### Task to complete
Wherever "this" appears in a line, copy that line.

_ _ _ _ _ _ _

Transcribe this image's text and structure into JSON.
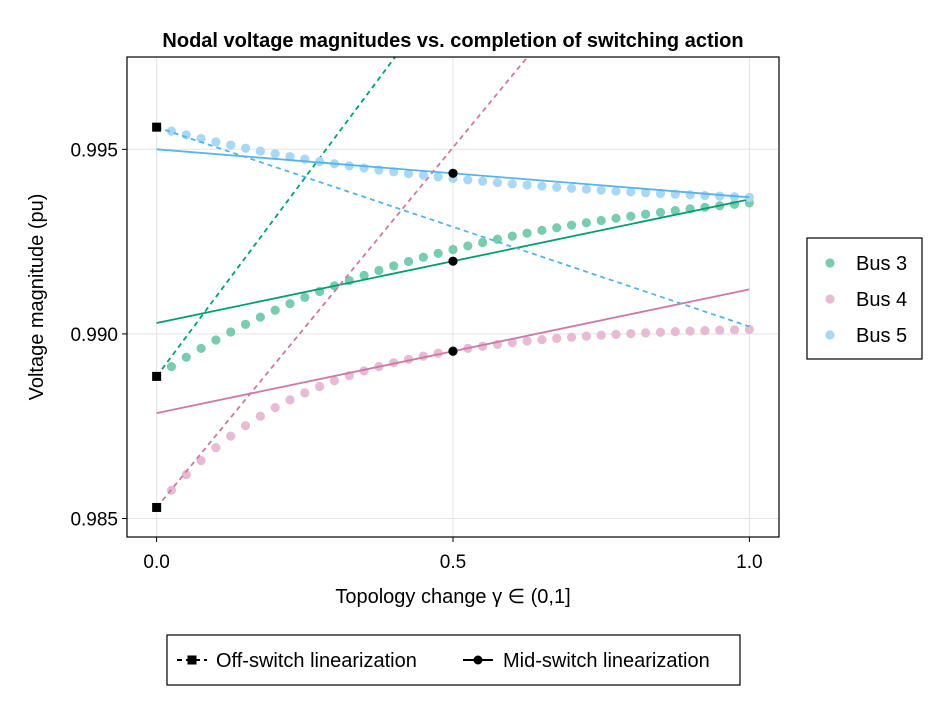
{
  "chart_data": {
    "type": "scatter",
    "title": "Nodal voltage magnitudes vs. completion of switching action",
    "xlabel": "Topology change γ ∈ (0,1]",
    "ylabel": "Voltage magnitude (pu)",
    "xlim": [
      -0.05,
      1.05
    ],
    "ylim": [
      0.9845,
      0.9975
    ],
    "x_ticks": [
      0.0,
      0.5,
      1.0
    ],
    "x_tick_labels": [
      "0.0",
      "0.5",
      "1.0"
    ],
    "y_ticks": [
      0.985,
      0.99,
      0.995
    ],
    "y_tick_labels": [
      "0.985",
      "0.990",
      "0.995"
    ],
    "grid": true,
    "n_points": 41,
    "series": [
      {
        "name": "Bus 3",
        "color": "#009E73",
        "point_color": "#7ACCAE",
        "start": 0.98885,
        "end": 0.99355,
        "decay": 2.0,
        "off_switch": {
          "x0": 0.0,
          "y0": 0.98885,
          "slope": 0.0215
        },
        "mid_switch": {
          "x0": 0.5,
          "y0": 0.99197,
          "slope": 0.00335
        }
      },
      {
        "name": "Bus 4",
        "color": "#CC79A7",
        "point_color": "#E6BBD3",
        "start": 0.9853,
        "end": 0.99012,
        "decay": 4.0,
        "off_switch": {
          "x0": 0.0,
          "y0": 0.9853,
          "slope": 0.0195
        },
        "mid_switch": {
          "x0": 0.5,
          "y0": 0.98953,
          "slope": 0.00335
        }
      },
      {
        "name": "Bus 5",
        "color": "#56B4E9",
        "point_color": "#A9D8F4",
        "start": 0.9956,
        "end": 0.9937,
        "decay": 2.0,
        "off_switch": {
          "x0": 0.0,
          "y0": 0.9956,
          "slope": -0.0054
        },
        "mid_switch": {
          "x0": 0.5,
          "y0": 0.99435,
          "slope": -0.0013
        }
      }
    ],
    "legend_series": [
      "Bus 3",
      "Bus 4",
      "Bus 5"
    ],
    "legend_lines": {
      "off_switch": "Off-switch linearization",
      "mid_switch": "Mid-switch linearization"
    }
  }
}
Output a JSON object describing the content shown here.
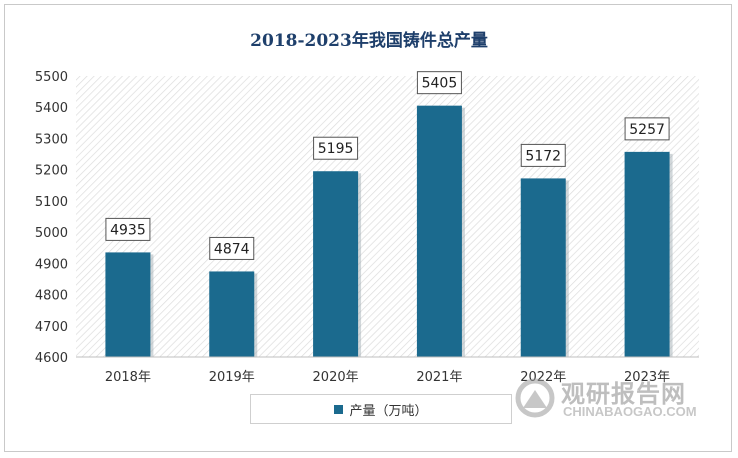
{
  "chart_data": {
    "type": "bar",
    "title": "2018-2023年我国铸件总产量",
    "categories": [
      "2018年",
      "2019年",
      "2020年",
      "2021年",
      "2022年",
      "2023年"
    ],
    "series": [
      {
        "name": "产量（万吨）",
        "values": [
          4935,
          4874,
          5195,
          5405,
          5172,
          5257
        ]
      }
    ],
    "ylim": [
      4600,
      5500
    ],
    "yticks": [
      4600,
      4700,
      4800,
      4900,
      5000,
      5100,
      5200,
      5300,
      5400,
      5500
    ],
    "grid": false,
    "legend_position": "bottom",
    "bar_color": "#1b6a8e",
    "data_labels": true
  },
  "watermark": {
    "name_cn": "观研报告网",
    "name_en": "CHINABAOGAO.COM"
  }
}
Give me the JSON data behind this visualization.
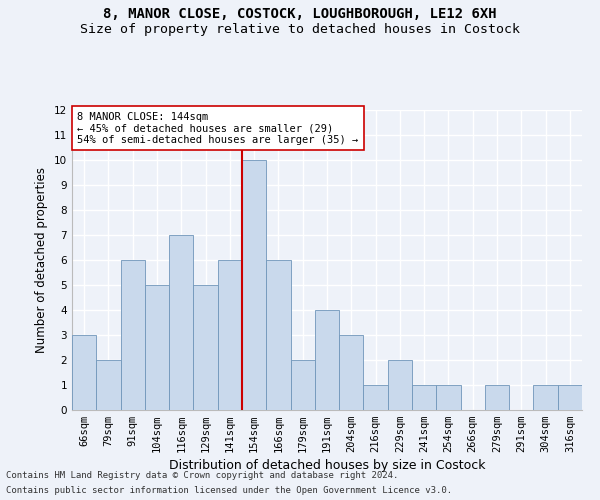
{
  "title1": "8, MANOR CLOSE, COSTOCK, LOUGHBOROUGH, LE12 6XH",
  "title2": "Size of property relative to detached houses in Costock",
  "xlabel": "Distribution of detached houses by size in Costock",
  "ylabel": "Number of detached properties",
  "bar_labels": [
    "66sqm",
    "79sqm",
    "91sqm",
    "104sqm",
    "116sqm",
    "129sqm",
    "141sqm",
    "154sqm",
    "166sqm",
    "179sqm",
    "191sqm",
    "204sqm",
    "216sqm",
    "229sqm",
    "241sqm",
    "254sqm",
    "266sqm",
    "279sqm",
    "291sqm",
    "304sqm",
    "316sqm"
  ],
  "bar_values": [
    3,
    2,
    6,
    5,
    7,
    5,
    6,
    10,
    6,
    2,
    4,
    3,
    1,
    2,
    1,
    1,
    0,
    1,
    0,
    1,
    1
  ],
  "bar_color": "#c9d9ec",
  "bar_edge_color": "#7096ba",
  "vline_color": "#cc0000",
  "vline_pos": 6.5,
  "annotation_text": "8 MANOR CLOSE: 144sqm\n← 45% of detached houses are smaller (29)\n54% of semi-detached houses are larger (35) →",
  "annotation_box_color": "#ffffff",
  "annotation_box_edge_color": "#cc0000",
  "ylim": [
    0,
    12
  ],
  "yticks": [
    0,
    1,
    2,
    3,
    4,
    5,
    6,
    7,
    8,
    9,
    10,
    11,
    12
  ],
  "footnote1": "Contains HM Land Registry data © Crown copyright and database right 2024.",
  "footnote2": "Contains public sector information licensed under the Open Government Licence v3.0.",
  "background_color": "#eef2f9",
  "grid_color": "#ffffff",
  "title1_fontsize": 10,
  "title2_fontsize": 9.5,
  "xlabel_fontsize": 9,
  "ylabel_fontsize": 8.5,
  "tick_fontsize": 7.5,
  "annotation_fontsize": 7.5,
  "footnote_fontsize": 6.5
}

_ _ _ _ _ _ _

### Response to the task
Transcribe this image's text and structure into JSON.
Give me the JSON data behind this visualization.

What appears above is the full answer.